— START —
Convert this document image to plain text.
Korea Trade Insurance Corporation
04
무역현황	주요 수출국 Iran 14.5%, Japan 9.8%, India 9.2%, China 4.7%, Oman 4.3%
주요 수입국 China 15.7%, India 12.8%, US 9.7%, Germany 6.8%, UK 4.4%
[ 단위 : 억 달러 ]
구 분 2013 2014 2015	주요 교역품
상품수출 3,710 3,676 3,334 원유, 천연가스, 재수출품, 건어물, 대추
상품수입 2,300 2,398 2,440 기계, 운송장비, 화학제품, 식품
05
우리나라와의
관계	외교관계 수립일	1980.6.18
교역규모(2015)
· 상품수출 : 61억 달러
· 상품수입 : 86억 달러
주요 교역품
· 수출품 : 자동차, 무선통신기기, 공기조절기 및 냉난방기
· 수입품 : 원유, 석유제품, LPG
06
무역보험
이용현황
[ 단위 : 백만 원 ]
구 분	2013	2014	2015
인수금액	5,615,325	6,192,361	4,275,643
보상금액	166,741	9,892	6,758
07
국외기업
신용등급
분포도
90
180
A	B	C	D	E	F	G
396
— END —
[WRITTEN EXERCISE] Copy the material above back out, exactly as written.

[RESULT FOR THIS TASK]
Convert this document image to plain text.
Korea Trade Insurance Corporation
04
무역현황	주요 수출국 Iran 14.5%, Japan 9.8%, India 9.2%, China 4.7%, Oman 4.3%
주요 수입국 China 15.7%, India 12.8%, US 9.7%, Germany 6.8%, UK 4.4%
[ 단위 : 억 달러 ]
구 분 2013 2014 2015	주요 교역품
상품수출 3,710 3,676 3,334 원유, 천연가스, 재수출품, 건어물, 대추
상품수입 2,300 2,398 2,440 기계, 운송장비, 화학제품, 식품
05
우리나라와의
관계	외교관계 수립일	1980.6.18
교역규모(2015)
· 상품수출 : 61억 달러
· 상품수입 : 86억 달러
주요 교역품
· 수출품 : 자동차, 무선통신기기, 공기조절기 및 냉난방기
· 수입품 : 원유, 석유제품, LPG
06
무역보험
이용현황
[ 단위 : 백만 원 ]
구 분	2013	2014	2015
인수금액	5,615,325	6,192,361	4,275,643
보상금액	166,741	9,892	6,758
07
국외기업
신용등급
분포도
90
180
A	B	C	D	E	F	G
396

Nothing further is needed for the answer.